[Stored data entries]

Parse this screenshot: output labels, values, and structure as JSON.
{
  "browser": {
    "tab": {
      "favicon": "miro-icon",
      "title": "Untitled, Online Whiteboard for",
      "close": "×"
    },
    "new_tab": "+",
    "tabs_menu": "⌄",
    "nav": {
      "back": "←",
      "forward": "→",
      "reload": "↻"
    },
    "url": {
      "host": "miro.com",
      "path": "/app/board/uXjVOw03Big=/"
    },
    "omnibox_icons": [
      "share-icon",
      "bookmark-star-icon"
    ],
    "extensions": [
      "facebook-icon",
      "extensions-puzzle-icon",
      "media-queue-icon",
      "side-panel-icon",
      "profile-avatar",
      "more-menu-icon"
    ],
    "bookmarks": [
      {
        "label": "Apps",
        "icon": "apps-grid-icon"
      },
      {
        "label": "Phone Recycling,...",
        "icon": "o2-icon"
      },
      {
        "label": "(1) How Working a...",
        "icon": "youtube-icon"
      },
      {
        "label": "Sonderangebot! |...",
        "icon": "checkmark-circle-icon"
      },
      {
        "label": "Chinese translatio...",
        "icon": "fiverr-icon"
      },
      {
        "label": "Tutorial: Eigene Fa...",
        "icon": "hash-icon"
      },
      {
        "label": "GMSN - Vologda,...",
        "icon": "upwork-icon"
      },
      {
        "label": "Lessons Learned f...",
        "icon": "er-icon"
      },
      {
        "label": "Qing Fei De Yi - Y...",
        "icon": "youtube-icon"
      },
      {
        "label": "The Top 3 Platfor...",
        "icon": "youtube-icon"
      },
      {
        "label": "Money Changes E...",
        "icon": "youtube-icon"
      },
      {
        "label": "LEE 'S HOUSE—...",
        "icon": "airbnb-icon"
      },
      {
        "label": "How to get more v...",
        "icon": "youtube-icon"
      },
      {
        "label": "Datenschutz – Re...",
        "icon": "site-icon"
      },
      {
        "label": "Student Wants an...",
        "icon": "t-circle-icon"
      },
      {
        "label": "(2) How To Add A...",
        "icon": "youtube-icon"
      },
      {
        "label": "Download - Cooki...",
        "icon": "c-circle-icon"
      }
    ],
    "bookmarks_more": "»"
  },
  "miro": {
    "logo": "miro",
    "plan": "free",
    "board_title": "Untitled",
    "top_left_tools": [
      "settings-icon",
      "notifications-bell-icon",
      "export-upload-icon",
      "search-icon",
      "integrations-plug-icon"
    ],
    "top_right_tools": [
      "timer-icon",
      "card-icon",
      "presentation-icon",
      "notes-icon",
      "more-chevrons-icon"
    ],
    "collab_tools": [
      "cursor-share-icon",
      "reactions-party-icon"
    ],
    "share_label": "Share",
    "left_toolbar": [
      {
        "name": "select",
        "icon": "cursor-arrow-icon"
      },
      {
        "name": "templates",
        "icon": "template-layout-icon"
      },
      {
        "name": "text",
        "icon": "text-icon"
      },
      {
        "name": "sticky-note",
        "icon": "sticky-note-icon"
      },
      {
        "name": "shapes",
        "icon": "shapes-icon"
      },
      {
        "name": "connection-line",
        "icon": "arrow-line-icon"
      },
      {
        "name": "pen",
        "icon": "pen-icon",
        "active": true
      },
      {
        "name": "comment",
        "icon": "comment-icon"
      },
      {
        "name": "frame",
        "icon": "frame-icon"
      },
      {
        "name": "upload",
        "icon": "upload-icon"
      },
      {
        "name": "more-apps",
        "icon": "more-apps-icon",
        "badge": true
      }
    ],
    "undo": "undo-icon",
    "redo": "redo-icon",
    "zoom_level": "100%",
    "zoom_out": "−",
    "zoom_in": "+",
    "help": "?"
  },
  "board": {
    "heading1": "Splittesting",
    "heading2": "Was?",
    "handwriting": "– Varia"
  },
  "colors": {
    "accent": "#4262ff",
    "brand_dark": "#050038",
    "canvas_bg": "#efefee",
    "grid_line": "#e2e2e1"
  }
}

_Written problem_: Print all of the data exactly as it was given.

_Correct output_:
Parse this screenshot: output labels, values, and structure as JSON.
{
  "browser": {
    "tab": {
      "favicon": "miro-icon",
      "title": "Untitled, Online Whiteboard for",
      "close": "×"
    },
    "new_tab": "+",
    "tabs_menu": "⌄",
    "nav": {
      "back": "←",
      "forward": "→",
      "reload": "↻"
    },
    "url": {
      "host": "miro.com",
      "path": "/app/board/uXjVOw03Big=/"
    },
    "omnibox_icons": [
      "share-icon",
      "bookmark-star-icon"
    ],
    "extensions": [
      "facebook-icon",
      "extensions-puzzle-icon",
      "media-queue-icon",
      "side-panel-icon",
      "profile-avatar",
      "more-menu-icon"
    ],
    "bookmarks": [
      {
        "label": "Apps",
        "icon": "apps-grid-icon"
      },
      {
        "label": "Phone Recycling,...",
        "icon": "o2-icon"
      },
      {
        "label": "(1) How Working a...",
        "icon": "youtube-icon"
      },
      {
        "label": "Sonderangebot! |...",
        "icon": "checkmark-circle-icon"
      },
      {
        "label": "Chinese translatio...",
        "icon": "fiverr-icon"
      },
      {
        "label": "Tutorial: Eigene Fa...",
        "icon": "hash-icon"
      },
      {
        "label": "GMSN - Vologda,...",
        "icon": "upwork-icon"
      },
      {
        "label": "Lessons Learned f...",
        "icon": "er-icon"
      },
      {
        "label": "Qing Fei De Yi - Y...",
        "icon": "youtube-icon"
      },
      {
        "label": "The Top 3 Platfor...",
        "icon": "youtube-icon"
      },
      {
        "label": "Money Changes E...",
        "icon": "youtube-icon"
      },
      {
        "label": "LEE 'S HOUSE—...",
        "icon": "airbnb-icon"
      },
      {
        "label": "How to get more v...",
        "icon": "youtube-icon"
      },
      {
        "label": "Datenschutz – Re...",
        "icon": "site-icon"
      },
      {
        "label": "Student Wants an...",
        "icon": "t-circle-icon"
      },
      {
        "label": "(2) How To Add A...",
        "icon": "youtube-icon"
      },
      {
        "label": "Download - Cooki...",
        "icon": "c-circle-icon"
      }
    ],
    "bookmarks_more": "»"
  },
  "miro": {
    "logo": "miro",
    "plan": "free",
    "board_title": "Untitled",
    "top_left_tools": [
      "settings-icon",
      "notifications-bell-icon",
      "export-upload-icon",
      "search-icon",
      "integrations-plug-icon"
    ],
    "top_right_tools": [
      "timer-icon",
      "card-icon",
      "presentation-icon",
      "notes-icon",
      "more-chevrons-icon"
    ],
    "collab_tools": [
      "cursor-share-icon",
      "reactions-party-icon"
    ],
    "share_label": "Share",
    "left_toolbar": [
      {
        "name": "select",
        "icon": "cursor-arrow-icon"
      },
      {
        "name": "templates",
        "icon": "template-layout-icon"
      },
      {
        "name": "text",
        "icon": "text-icon"
      },
      {
        "name": "sticky-note",
        "icon": "sticky-note-icon"
      },
      {
        "name": "shapes",
        "icon": "shapes-icon"
      },
      {
        "name": "connection-line",
        "icon": "arrow-line-icon"
      },
      {
        "name": "pen",
        "icon": "pen-icon",
        "active": true
      },
      {
        "name": "comment",
        "icon": "comment-icon"
      },
      {
        "name": "frame",
        "icon": "frame-icon"
      },
      {
        "name": "upload",
        "icon": "upload-icon"
      },
      {
        "name": "more-apps",
        "icon": "more-apps-icon",
        "badge": true
      }
    ],
    "undo": "undo-icon",
    "redo": "redo-icon",
    "zoom_level": "100%",
    "zoom_out": "−",
    "zoom_in": "+",
    "help": "?"
  },
  "board": {
    "heading1": "Splittesting",
    "heading2": "Was?",
    "handwriting": "– Varia"
  },
  "colors": {
    "accent": "#4262ff",
    "brand_dark": "#050038",
    "canvas_bg": "#efefee",
    "grid_line": "#e2e2e1"
  }
}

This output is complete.